Stored entries:
════

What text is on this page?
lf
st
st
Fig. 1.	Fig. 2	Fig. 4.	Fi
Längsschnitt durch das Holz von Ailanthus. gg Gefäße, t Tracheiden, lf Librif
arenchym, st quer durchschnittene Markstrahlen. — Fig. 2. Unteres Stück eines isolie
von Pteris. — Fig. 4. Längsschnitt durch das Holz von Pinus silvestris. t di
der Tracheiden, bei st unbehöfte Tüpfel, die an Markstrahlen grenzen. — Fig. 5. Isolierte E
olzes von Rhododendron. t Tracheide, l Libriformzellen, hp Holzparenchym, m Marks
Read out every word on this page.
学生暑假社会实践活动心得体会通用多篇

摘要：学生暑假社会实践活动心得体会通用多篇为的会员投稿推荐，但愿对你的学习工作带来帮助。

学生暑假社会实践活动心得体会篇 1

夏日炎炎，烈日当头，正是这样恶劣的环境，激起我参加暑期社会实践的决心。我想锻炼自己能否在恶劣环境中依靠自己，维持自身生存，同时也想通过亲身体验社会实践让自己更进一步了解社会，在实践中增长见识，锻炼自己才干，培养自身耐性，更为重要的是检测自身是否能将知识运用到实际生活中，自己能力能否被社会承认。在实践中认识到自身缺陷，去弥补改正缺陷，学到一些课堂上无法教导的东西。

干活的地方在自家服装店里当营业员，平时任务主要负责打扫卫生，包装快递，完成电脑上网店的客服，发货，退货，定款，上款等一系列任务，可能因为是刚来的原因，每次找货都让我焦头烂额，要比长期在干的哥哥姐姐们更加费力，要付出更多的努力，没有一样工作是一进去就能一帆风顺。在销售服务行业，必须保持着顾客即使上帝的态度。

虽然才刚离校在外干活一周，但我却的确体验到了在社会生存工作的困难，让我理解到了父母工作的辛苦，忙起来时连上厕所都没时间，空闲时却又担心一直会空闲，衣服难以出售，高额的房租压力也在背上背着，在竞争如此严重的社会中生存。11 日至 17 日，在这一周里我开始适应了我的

════

Exactly reproduce all of the entries above.

What text is on this page?
lf
st
st
Fig. 1.	Fig. 2	Fig. 4.	Fi
Längsschnitt durch das Holz von Ailanthus. gg Gefäße, t Tracheiden, lf Librif
arenchym, st quer durchschnittene Markstrahlen. — Fig. 2. Unteres Stück eines isolie
von Pteris. — Fig. 4. Längsschnitt durch das Holz von Pinus silvestris. t di
der Tracheiden, bei st unbehöfte Tüpfel, die an Markstrahlen grenzen. — Fig. 5. Isolierte E
olzes von Rhododendron. t Tracheide, l Libriformzellen, hp Holzparenchym, m Marks
Read out every word on this page.
学生暑假社会实践活动心得体会通用多篇

摘要：学生暑假社会实践活动心得体会通用多篇为的会员投稿推荐，但愿对你的学习工作带来帮助。

学生暑假社会实践活动心得体会篇 1

夏日炎炎，烈日当头，正是这样恶劣的环境，激起我参加暑期社会实践的决心。我想锻炼自己能否在恶劣环境中依靠自己，维持自身生存，同时也想通过亲身体验社会实践让自己更进一步了解社会，在实践中增长见识，锻炼自己才干，培养自身耐性，更为重要的是检测自身是否能将知识运用到实际生活中，自己能力能否被社会承认。在实践中认识到自身缺陷，去弥补改正缺陷，学到一些课堂上无法教导的东西。

干活的地方在自家服装店里当营业员，平时任务主要负责打扫卫生，包装快递，完成电脑上网店的客服，发货，退货，定款，上款等一系列任务，可能因为是刚来的原因，每次找货都让我焦头烂额，要比长期在干的哥哥姐姐们更加费力，要付出更多的努力，没有一样工作是一进去就能一帆风顺。在销售服务行业，必须保持着顾客即使上帝的态度。

虽然才刚离校在外干活一周，但我却的确体验到了在社会生存工作的困难，让我理解到了父母工作的辛苦，忙起来时连上厕所都没时间，空闲时却又担心一直会空闲，衣服难以出售，高额的房租压力也在背上背着，在竞争如此严重的社会中生存。11 日至 17 日，在这一周里我开始适应了我的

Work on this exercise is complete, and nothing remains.